Dataset items:

......

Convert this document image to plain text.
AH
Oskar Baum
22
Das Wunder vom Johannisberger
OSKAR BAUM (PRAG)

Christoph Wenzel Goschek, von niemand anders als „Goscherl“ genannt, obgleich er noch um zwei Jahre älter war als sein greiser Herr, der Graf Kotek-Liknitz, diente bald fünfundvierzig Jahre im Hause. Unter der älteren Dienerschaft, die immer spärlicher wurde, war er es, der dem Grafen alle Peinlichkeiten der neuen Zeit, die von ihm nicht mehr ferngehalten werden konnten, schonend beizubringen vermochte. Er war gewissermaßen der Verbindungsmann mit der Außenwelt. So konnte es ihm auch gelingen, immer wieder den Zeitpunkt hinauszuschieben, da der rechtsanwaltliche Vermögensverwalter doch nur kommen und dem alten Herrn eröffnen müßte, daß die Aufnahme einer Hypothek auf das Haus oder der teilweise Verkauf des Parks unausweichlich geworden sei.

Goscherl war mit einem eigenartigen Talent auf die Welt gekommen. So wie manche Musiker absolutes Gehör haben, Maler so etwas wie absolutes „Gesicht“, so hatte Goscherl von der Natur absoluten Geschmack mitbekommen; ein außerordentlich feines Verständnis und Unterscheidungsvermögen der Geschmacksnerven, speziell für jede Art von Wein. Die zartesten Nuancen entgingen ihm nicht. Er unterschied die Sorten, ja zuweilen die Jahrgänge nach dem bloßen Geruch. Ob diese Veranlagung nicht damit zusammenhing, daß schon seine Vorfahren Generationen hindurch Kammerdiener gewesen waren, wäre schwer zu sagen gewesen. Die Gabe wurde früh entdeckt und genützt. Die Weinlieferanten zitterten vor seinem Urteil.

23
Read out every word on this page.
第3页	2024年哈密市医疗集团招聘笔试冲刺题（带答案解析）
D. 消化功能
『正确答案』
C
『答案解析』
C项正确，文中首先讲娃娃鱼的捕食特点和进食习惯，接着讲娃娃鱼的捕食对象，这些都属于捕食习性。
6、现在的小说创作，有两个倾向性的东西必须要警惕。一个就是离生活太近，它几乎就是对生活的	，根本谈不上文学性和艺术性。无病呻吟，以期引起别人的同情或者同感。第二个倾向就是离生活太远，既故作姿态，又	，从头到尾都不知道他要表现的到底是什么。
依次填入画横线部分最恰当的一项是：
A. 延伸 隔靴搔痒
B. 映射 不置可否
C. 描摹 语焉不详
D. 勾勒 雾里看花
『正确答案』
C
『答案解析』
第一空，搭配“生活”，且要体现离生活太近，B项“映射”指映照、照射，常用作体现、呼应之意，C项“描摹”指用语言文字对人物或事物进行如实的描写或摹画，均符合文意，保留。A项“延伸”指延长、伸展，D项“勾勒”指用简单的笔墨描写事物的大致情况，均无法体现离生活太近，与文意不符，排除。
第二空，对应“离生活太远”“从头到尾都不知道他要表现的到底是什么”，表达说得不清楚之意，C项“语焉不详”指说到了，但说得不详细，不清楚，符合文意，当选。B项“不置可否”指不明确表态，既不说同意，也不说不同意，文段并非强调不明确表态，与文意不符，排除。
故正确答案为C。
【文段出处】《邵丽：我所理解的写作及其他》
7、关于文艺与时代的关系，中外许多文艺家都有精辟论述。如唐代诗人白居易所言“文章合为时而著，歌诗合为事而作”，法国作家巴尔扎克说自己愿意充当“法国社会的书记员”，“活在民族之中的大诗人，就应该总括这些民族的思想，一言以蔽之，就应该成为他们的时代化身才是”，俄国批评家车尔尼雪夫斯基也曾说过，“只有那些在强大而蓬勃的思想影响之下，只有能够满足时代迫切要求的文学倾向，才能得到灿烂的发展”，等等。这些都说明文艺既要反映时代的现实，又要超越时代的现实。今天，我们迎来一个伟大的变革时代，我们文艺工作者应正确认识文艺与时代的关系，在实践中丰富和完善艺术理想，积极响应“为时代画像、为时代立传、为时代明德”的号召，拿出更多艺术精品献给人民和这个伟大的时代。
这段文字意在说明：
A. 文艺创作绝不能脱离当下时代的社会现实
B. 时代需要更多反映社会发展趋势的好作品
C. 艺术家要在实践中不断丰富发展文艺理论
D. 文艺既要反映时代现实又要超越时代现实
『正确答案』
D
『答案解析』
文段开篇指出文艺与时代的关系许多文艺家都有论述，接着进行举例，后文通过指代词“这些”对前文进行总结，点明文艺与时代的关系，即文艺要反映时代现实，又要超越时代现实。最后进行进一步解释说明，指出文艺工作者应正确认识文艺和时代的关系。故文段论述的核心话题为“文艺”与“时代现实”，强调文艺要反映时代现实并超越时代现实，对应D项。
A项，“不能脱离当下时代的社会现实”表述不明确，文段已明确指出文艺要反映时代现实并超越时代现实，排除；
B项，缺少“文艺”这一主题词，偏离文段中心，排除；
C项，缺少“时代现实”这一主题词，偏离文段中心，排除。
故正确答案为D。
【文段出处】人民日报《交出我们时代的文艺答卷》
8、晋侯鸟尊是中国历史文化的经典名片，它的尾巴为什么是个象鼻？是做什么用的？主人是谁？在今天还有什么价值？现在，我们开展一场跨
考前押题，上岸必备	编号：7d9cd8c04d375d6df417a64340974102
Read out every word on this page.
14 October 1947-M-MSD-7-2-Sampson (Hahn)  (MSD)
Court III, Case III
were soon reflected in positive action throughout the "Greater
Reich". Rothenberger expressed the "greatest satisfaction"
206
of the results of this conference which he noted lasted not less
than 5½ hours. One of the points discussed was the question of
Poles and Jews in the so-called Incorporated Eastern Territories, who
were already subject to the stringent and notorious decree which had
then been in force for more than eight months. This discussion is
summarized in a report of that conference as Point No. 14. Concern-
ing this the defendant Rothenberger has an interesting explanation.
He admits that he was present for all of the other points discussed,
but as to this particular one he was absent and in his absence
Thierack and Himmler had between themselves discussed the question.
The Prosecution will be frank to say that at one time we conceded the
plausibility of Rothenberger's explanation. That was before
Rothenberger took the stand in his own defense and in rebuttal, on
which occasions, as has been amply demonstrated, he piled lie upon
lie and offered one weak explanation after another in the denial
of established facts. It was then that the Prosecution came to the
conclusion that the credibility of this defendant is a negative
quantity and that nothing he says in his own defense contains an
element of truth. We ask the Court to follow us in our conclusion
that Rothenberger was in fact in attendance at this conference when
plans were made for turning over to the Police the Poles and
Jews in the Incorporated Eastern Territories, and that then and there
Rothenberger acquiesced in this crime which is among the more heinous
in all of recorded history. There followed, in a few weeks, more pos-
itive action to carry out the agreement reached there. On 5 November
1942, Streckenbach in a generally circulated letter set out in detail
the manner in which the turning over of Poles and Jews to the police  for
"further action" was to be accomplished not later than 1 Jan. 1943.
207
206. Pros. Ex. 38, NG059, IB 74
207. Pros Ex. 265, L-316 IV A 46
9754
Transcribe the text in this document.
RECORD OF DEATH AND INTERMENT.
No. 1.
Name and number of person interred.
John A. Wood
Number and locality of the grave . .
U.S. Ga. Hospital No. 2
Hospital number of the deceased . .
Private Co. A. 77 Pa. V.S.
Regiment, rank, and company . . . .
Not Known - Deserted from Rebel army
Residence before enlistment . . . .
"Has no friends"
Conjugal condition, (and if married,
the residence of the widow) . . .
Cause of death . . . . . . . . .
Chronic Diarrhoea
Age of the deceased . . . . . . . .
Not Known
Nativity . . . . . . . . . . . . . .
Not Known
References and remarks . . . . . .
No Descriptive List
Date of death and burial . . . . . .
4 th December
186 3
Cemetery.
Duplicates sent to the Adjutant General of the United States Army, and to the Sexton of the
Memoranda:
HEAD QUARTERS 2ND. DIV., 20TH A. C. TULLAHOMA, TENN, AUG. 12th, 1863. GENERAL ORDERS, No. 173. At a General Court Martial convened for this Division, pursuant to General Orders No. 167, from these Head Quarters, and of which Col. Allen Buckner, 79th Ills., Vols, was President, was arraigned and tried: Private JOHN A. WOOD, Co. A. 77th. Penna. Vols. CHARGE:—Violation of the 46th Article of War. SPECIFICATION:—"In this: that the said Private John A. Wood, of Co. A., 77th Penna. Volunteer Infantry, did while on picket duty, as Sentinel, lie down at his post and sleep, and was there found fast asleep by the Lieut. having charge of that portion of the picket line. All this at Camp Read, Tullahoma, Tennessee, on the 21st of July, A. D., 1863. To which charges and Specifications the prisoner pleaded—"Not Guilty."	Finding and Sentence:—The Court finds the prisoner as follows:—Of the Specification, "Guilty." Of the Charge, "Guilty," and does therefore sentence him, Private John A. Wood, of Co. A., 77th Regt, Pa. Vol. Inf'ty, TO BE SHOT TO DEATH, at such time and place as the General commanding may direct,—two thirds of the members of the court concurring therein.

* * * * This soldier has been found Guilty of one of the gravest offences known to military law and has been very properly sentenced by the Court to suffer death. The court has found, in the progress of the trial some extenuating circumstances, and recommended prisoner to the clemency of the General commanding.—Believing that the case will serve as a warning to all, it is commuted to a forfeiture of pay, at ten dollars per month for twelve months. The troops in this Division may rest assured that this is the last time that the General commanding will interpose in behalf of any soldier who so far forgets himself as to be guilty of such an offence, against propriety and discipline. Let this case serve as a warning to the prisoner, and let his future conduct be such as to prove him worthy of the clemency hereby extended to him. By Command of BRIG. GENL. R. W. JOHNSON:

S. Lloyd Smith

......

STATED PROBLEM: Pick out all lines containing the string "不置可否".

RESPONSE TO THE TASK:
B. 映射 不置可否
第二空，对应“离生活太远”“从头到尾都不知道他要表现的到底是什么”，表达说得不清楚之意，C项“语焉不详”指说到了，但说得不详细，不清楚，符合文意，当选。B项“不置可否”指不明确表态，既不说同意，也不说不同意，文段并非强调不明确表态，与文意不符，排除。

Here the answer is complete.